(Work to complete)
Quote every line below exactly and skip any picture.

(Task inputs)
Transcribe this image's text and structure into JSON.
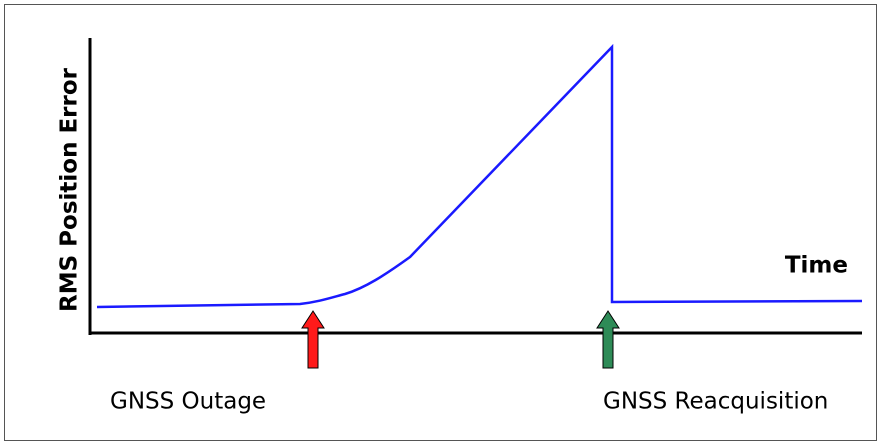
{
  "axes": {
    "y_label": "RMS Position Error",
    "x_label": "Time"
  },
  "annotations": [
    "GNSS Outage",
    "GNSS Reacquisition"
  ]
}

(Solution for this exercise)
Transcribe this image's text and structure into JSON.
{
  "axes": {
    "y_label": "RMS Position Error",
    "x_label": "Time"
  },
  "annotations": [
    "GNSS Outage",
    "GNSS Reacquisition"
  ]
}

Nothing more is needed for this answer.